_What you should do_
In the records below, count every line containing "bread". Reply with the number only.

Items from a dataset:
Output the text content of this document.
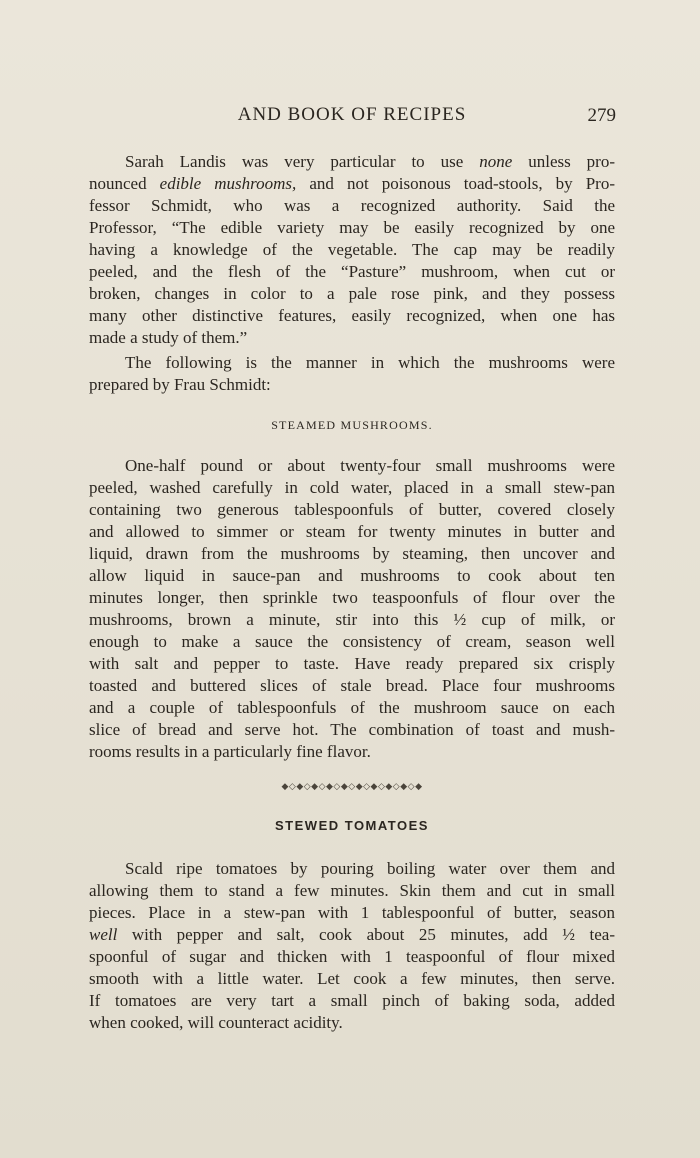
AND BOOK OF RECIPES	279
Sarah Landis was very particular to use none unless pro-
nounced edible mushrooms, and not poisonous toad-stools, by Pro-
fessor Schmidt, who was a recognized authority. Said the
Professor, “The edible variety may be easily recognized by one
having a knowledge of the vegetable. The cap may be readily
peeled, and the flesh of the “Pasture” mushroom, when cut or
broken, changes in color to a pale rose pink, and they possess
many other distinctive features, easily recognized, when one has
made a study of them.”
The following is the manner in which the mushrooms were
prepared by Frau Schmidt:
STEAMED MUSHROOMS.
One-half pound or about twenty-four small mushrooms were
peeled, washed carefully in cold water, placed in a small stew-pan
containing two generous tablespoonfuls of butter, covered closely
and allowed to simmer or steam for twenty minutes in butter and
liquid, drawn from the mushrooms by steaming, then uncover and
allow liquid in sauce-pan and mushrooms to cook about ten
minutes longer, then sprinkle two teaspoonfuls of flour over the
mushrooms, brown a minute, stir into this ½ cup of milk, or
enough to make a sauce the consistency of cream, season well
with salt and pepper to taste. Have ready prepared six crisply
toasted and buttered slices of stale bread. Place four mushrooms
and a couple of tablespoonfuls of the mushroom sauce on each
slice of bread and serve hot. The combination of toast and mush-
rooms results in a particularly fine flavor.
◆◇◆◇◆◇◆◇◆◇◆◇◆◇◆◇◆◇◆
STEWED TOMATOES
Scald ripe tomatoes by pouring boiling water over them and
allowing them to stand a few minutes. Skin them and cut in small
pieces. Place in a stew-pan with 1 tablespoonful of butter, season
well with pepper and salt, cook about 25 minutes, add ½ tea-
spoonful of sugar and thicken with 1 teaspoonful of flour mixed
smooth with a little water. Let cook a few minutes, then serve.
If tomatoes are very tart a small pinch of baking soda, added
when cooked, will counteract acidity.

---

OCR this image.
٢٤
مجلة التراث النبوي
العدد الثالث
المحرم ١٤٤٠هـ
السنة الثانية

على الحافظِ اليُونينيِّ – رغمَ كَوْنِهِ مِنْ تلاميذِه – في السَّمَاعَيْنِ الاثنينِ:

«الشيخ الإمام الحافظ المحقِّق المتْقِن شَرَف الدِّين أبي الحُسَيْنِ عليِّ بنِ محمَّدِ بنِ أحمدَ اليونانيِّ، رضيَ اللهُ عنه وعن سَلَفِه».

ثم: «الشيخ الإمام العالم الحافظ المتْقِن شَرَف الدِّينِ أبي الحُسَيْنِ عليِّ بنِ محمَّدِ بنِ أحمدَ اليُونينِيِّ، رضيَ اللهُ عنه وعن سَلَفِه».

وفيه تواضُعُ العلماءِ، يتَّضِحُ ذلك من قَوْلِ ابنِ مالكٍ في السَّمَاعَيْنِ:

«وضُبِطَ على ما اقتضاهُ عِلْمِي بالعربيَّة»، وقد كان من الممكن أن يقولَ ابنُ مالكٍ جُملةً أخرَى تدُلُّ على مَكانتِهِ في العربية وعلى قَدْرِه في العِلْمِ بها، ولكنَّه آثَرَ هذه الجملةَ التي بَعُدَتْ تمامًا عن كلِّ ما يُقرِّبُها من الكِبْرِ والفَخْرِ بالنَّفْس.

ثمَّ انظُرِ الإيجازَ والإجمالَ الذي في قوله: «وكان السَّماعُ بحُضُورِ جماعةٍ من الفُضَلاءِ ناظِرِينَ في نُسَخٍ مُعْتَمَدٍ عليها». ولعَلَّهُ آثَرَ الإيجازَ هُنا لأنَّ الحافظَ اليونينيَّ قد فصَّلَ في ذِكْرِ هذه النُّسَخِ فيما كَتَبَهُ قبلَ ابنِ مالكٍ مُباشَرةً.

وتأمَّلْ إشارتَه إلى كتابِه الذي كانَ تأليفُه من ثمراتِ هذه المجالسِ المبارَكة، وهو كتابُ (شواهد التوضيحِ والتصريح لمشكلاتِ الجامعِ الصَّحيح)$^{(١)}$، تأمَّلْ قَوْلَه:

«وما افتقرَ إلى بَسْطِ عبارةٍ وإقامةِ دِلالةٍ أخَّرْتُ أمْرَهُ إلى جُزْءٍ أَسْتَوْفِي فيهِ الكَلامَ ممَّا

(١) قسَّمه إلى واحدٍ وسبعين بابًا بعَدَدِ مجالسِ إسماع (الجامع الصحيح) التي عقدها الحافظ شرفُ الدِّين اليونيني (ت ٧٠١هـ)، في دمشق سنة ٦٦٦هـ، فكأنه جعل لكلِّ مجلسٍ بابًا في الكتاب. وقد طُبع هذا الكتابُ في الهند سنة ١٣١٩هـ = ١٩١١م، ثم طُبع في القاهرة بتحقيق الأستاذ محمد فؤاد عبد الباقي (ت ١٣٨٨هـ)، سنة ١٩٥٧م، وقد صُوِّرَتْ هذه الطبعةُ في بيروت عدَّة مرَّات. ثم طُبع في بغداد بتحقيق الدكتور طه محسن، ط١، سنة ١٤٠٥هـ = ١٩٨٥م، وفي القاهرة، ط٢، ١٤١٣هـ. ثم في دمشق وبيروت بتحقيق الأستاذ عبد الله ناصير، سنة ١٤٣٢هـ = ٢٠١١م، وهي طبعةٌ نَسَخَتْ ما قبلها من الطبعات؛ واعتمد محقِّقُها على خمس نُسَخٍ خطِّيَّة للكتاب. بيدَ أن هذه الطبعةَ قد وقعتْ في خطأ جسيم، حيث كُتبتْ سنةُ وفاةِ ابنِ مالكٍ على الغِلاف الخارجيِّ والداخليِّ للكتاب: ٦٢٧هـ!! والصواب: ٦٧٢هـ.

_Output for this exercise_
2